**Задание a**: Как будут выглядеть строки листинга от строки с «bar-control-2 <box>362 93 405 341</box>» до строки с «error-bars <box>212 47 478 226</box>» включительно, если заменить в них «legend-box» на «legend-frame», а всё остальное оставить без изменений?

**Исходный текст**:
==================================================

Как ни силен племенной инстинкт, писательский инстинкт удерживает Фазиля вдали от родины. Ср. с Джойсом – тот и вовсе заказал себе путь назад в Дублин и даже на похороны матери не прибыл. Не только из отвращения к ирландской местечковости – скорее, из инстинкта писательского самосохранения: память сохраняет образ, а зрение его колеблет, искажает, сглатывает. Думаю, живи Фазиль в Абхазии, не стать бы ему таким значительным писателем, как стал он в России. Лучшая его проза – это следствие, а еще точнее – след, оставленный его ностальгией – по родине? по детству? по утраченному времени? по виртуальной реальности? «И я хотел бы пройти по жизни назад, как это удалось в свое время Марселю Прусту», – не без зависти писал автор «Зависти». Ибо Олеше это как раз не удалось – по крайней мере, в том объеме, как хотелось. Из русских прозаиков прошлого века разве что Бунин и Набоков вполне реализовали в литературе эту прустовскую мечту, причем последний не только в полумемуарном «Даре» и жанрово чистых мемуарах «Другие берега» (в нашем контексте больше подошло бы английское название «Speak, Memory»), но и чуть ли не в каждой книге, щедро раздавая свои юные годы вымышленным героям, кроша и кромсая тогдашние впечатления, о чем потом жалел. Не сделай он этого, «Другие берега» вышли бы втрое-вчетверо толще. Вспомним семитомный пробег обратного времени у родоначальника этой прозы Пруста.

==================================================

**Показанные записи**:
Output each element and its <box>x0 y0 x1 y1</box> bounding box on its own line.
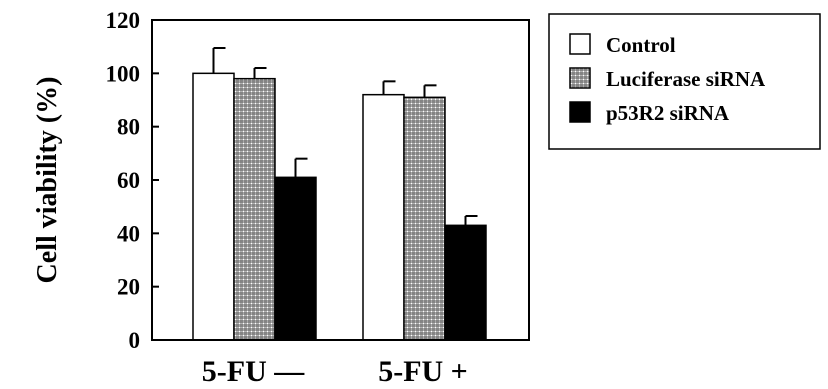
bar-control-2 <box>362 93 405 341</box>
legend-label: p53R2 siRNA <box>606 101 730 125</box>
bar-luciferase-sirna-2 <box>403 96 446 341</box>
y-tick-label: 40 <box>117 221 140 246</box>
legend-box <box>548 13 821 150</box>
error-bars <box>212 47 478 226</box>
bar-p53r2-sirna-2 <box>444 224 487 341</box>
plot-frame <box>151 19 530 341</box>
bar-luciferase-sirna-1 <box>233 77 276 341</box>
x-category-label: 5-FU — <box>202 355 305 388</box>
legend: Control Luciferase siRNA p53R2 siRNA <box>548 13 821 150</box>
x-category-label: 5-FU + <box>378 355 468 388</box>
legend-label: Control <box>606 33 676 57</box>
y-axis-label: Cell viability (%) <box>32 77 63 284</box>
y-tick-label: 60 <box>117 168 140 193</box>
legend-swatch <box>569 101 591 123</box>
y-tick-label: 20 <box>117 275 140 300</box>
y-tick-label: 100 <box>106 61 141 86</box>
legend-swatch <box>569 33 591 55</box>
bar-p53r2-sirna-1 <box>274 176 317 341</box>
legend-label: Luciferase siRNA <box>606 67 766 91</box>
bars <box>192 72 487 341</box>
y-tick-label: 80 <box>117 115 140 140</box>
y-tick-label: 0 <box>129 328 141 353</box>
y-tick-label: 120 <box>106 8 141 33</box>
bar-control-1 <box>192 72 235 341</box>
legend-swatch <box>569 67 591 89</box>
y-axis: 0 20 40 60 80 100 120 <box>106 8 159 353</box>
x-axis: 5-FU — 5-FU + <box>202 355 468 388</box>
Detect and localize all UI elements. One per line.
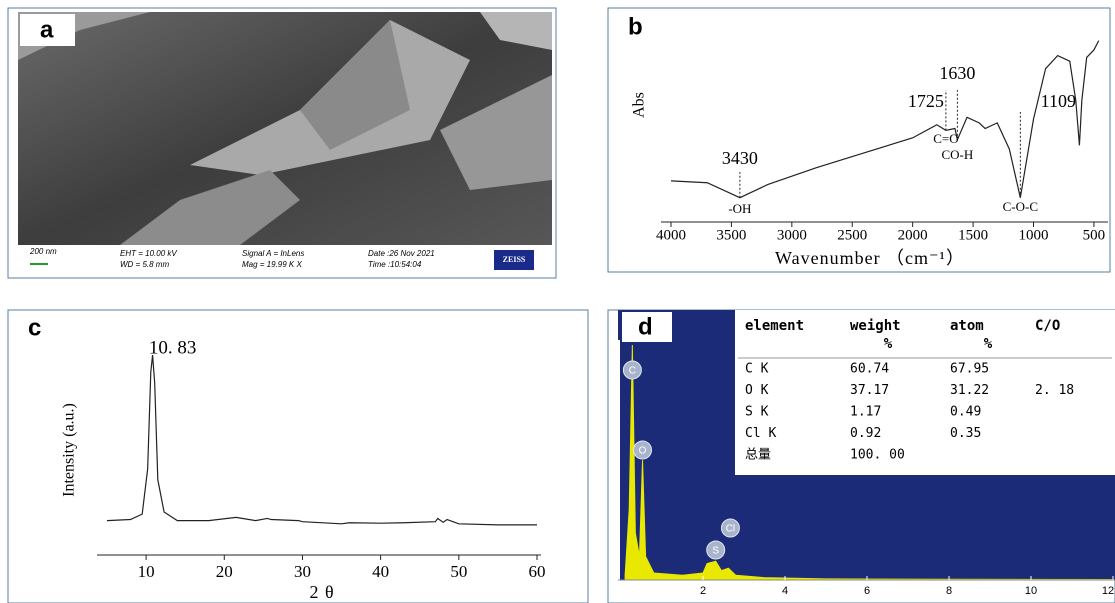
x-tick-label: 10 — [1025, 585, 1037, 597]
sem-panel: 200 nm EHT = 10.00 kV WD = 5.8 mm Signal… — [8, 8, 556, 278]
table-cell: 67.95 — [950, 362, 989, 377]
table-cell: O K — [745, 383, 769, 398]
table-header: weight — [850, 318, 901, 334]
peak-label: C — [629, 366, 636, 377]
peak-group: CO-H — [941, 147, 973, 162]
table-cell: 总量 — [745, 448, 771, 463]
scale-label: 200 nm — [29, 247, 57, 256]
x-tick-label: 3000 — [777, 227, 807, 243]
table-cell: 1.17 — [850, 405, 881, 420]
peak-group: -OH — [728, 201, 751, 216]
figure: 200 nm EHT = 10.00 kV WD = 5.8 mm Signal… — [0, 0, 1115, 603]
sem-info: Time :10:54:04 — [368, 260, 422, 269]
x-tick-label: 1500 — [958, 227, 988, 243]
x-tick-label: 60 — [529, 562, 546, 581]
x-tick-label: 10 — [138, 562, 155, 581]
x-tick-label: 40 — [372, 562, 389, 581]
table-header: atom — [950, 318, 984, 334]
logo: ZEISS — [503, 255, 526, 264]
panel-label: b — [628, 13, 643, 40]
peak-label: 10. 83 — [149, 337, 197, 358]
x-tick-label: 50 — [450, 562, 467, 581]
table-cell: 60.74 — [850, 362, 889, 377]
x-tick-label: 8 — [946, 585, 952, 597]
x-tick-label: 1000 — [1019, 227, 1049, 243]
table-cell: 0.49 — [950, 405, 981, 420]
x-tick-label: 500 — [1083, 227, 1106, 243]
table-header: % — [984, 336, 993, 352]
peak-label: Cl — [726, 524, 735, 535]
peak-label: 3430 — [722, 148, 758, 168]
x-tick-label: 3500 — [716, 227, 746, 243]
sem-info: Date :26 Nov 2021 — [368, 249, 435, 258]
peak-label: 1725 — [908, 91, 944, 111]
panel-label: a — [40, 16, 54, 43]
x-tick-label: 2 — [700, 585, 706, 597]
table-header: % — [884, 336, 893, 352]
peak-label: O — [639, 446, 647, 457]
peak-label: 1630 — [939, 63, 975, 83]
y-axis-label: Abs — [631, 92, 648, 118]
x-tick-label: 2000 — [898, 227, 928, 243]
x-axis-label: 2 θ — [309, 582, 334, 602]
x-tick-label: 30 — [294, 562, 311, 581]
table-header: C/O — [1035, 318, 1060, 334]
table-cell: S K — [745, 405, 769, 420]
table-cell: 100. 00 — [850, 448, 905, 463]
sem-info: EHT = 10.00 kV — [120, 249, 177, 258]
peak-label: 1109 — [1041, 91, 1076, 111]
x-axis-label: Wavenumber （cm⁻¹） — [775, 248, 965, 268]
x-tick-label: 4000 — [656, 227, 686, 243]
x-tick-label: 2500 — [837, 227, 867, 243]
sem-info: Mag = 19.99 K X — [242, 260, 302, 269]
table-cell: C K — [745, 362, 769, 377]
x-tick-label: 4 — [782, 585, 788, 597]
table-cell: 37.17 — [850, 383, 889, 398]
page: { "sem_image": {"panel_label": "a", "sca… — [0, 0, 1115, 603]
panel-label: d — [638, 313, 653, 340]
y-axis-label: Intensity (a.u.) — [61, 403, 78, 497]
table-cell: Cl K — [745, 426, 776, 441]
peak-group: C-O-C — [1003, 199, 1038, 214]
table-header: element — [745, 318, 804, 334]
sem-info: Signal A = InLens — [242, 249, 304, 258]
x-tick-label: 20 — [216, 562, 233, 581]
x-tick-label: 6 — [864, 585, 870, 597]
table-cell: 2. 18 — [1035, 383, 1074, 398]
panel-frame — [8, 310, 588, 603]
sem-info: WD = 5.8 mm — [120, 260, 169, 269]
table-cell: 31.22 — [950, 383, 989, 398]
peak-group: C=O — [933, 131, 958, 146]
table-cell: 0.92 — [850, 426, 881, 441]
x-tick-label: 12 — [1102, 585, 1114, 597]
table-cell: 0.35 — [950, 426, 981, 441]
panel-label: c — [28, 314, 41, 341]
peak-label: S — [712, 546, 719, 557]
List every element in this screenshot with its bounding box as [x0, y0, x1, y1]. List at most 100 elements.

==================================================

**Задание b**:
Ответьте на вопросы по тексту о писательской ностальгии:
(i) Куда, согласно тексту, не прибыл Джойс?
(ii) Какое английское название мемуаров «Другие берега» больше подошло бы в контексте рассуждения?
(iii) Сколько томов насчитывает «пробег обратного времени» у Пруста?

**Решение a**:
bar-control-2 <box>362 93 405 341</box>
legend-label: p53R2 siRNA <box>606 101 730 125</box>
bar-luciferase-sirna-2 <box>403 96 446 341</box>
y-tick-label: 40 <box>117 221 140 246</box>
legend-frame <box>548 13 821 150</box>
error-bars <box>212 47 478 226</box>

**Решение b**:
(i) На похороны матери.
(ii) «Speak, Memory».
(iii) Семь томов.